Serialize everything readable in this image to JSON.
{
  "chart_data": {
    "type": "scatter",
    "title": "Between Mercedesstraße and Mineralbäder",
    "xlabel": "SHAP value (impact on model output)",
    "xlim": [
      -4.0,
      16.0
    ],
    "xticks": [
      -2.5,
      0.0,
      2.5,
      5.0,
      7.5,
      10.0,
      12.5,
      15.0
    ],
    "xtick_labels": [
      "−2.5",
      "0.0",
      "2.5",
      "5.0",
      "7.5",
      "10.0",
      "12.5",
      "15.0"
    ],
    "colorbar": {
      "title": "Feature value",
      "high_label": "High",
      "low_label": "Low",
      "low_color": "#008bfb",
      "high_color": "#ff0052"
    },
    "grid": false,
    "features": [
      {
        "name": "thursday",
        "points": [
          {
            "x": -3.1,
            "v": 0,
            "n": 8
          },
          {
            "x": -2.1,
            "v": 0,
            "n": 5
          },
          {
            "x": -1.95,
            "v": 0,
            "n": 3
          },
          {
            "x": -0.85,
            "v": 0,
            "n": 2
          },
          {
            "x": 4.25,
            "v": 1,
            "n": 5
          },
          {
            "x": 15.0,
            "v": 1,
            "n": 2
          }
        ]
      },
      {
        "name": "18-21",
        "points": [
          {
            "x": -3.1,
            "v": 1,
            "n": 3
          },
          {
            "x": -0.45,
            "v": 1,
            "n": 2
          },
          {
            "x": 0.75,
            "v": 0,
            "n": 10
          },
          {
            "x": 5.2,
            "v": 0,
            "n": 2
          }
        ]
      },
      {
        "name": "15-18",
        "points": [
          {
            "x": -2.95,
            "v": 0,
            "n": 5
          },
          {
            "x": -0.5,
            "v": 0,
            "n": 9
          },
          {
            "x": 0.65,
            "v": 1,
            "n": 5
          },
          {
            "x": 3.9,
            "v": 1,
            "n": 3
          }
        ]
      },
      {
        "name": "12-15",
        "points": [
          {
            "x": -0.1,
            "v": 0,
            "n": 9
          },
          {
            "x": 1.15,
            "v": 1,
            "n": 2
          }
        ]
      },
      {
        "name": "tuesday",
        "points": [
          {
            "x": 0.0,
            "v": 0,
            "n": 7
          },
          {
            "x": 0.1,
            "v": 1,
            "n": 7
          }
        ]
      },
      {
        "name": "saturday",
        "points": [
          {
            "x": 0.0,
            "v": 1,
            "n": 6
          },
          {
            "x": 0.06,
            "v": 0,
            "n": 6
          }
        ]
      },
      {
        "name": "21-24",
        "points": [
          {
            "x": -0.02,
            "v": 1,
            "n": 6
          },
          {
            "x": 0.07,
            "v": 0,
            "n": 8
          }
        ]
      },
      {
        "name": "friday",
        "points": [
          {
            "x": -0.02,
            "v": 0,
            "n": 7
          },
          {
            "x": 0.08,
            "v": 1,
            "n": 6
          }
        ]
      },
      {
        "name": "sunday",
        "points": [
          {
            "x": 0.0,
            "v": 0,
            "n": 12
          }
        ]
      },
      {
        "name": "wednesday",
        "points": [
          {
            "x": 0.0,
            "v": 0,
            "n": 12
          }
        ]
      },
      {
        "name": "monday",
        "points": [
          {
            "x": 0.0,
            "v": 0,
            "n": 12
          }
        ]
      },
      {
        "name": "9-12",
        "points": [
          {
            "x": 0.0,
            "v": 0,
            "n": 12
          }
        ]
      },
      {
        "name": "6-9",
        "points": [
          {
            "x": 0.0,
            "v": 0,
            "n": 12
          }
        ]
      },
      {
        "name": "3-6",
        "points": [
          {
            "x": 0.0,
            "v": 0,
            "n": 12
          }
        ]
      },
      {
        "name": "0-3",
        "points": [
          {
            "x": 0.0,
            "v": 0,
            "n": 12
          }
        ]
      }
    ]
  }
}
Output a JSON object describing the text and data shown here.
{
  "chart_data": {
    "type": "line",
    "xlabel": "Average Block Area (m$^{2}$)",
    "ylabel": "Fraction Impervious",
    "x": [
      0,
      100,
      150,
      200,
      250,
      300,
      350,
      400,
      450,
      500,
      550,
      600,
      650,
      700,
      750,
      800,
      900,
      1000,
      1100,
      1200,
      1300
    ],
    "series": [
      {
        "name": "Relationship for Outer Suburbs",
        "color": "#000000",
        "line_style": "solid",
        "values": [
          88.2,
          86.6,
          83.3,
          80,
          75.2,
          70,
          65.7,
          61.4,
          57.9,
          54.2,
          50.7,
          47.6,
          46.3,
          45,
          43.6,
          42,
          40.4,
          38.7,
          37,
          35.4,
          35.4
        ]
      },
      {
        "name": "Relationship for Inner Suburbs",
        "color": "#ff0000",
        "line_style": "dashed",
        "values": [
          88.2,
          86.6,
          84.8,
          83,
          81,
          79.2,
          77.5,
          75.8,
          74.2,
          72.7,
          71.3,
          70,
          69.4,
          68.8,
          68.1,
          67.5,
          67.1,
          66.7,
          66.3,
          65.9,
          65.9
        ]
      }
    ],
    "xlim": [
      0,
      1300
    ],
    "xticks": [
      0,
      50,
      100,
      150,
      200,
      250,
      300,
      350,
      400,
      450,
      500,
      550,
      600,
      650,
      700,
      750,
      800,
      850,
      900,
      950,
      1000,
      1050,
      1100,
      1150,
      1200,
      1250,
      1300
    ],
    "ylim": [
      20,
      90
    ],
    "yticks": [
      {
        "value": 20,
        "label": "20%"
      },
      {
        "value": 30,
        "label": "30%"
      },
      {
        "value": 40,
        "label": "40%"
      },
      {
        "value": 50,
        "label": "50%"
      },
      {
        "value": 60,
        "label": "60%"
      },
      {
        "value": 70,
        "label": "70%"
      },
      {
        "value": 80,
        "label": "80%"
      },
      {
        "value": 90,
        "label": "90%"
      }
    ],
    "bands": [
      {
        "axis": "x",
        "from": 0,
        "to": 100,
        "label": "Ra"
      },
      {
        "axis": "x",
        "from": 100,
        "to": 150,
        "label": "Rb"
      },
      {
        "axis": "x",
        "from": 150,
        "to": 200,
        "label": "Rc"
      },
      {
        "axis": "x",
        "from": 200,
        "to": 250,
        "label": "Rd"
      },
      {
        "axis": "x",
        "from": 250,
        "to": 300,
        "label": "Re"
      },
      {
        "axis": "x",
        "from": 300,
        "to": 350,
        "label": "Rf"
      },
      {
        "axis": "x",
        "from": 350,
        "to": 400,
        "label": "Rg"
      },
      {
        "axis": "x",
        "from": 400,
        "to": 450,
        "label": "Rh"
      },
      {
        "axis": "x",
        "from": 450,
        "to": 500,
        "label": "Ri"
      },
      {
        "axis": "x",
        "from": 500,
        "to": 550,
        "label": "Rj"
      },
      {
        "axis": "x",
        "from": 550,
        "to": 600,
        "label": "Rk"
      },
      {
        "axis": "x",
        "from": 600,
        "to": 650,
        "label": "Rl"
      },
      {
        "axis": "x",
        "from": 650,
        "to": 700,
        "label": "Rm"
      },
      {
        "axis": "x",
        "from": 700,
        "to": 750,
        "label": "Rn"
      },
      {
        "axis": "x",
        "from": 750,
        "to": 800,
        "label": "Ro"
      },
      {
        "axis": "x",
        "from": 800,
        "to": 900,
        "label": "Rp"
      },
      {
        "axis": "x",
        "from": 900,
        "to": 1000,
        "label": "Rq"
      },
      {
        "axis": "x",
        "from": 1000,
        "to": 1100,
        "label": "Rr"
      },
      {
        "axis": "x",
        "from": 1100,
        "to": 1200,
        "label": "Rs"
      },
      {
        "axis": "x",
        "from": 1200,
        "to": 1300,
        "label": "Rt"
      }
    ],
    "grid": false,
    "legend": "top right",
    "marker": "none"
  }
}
★ ★ ★ ★ ★
• **WHAT YOU HAVE TO DO**
Establish how many lines of the records contain the string "Suburbs" and state that number without elaboration.

• **FINISHED EXERCISE**
2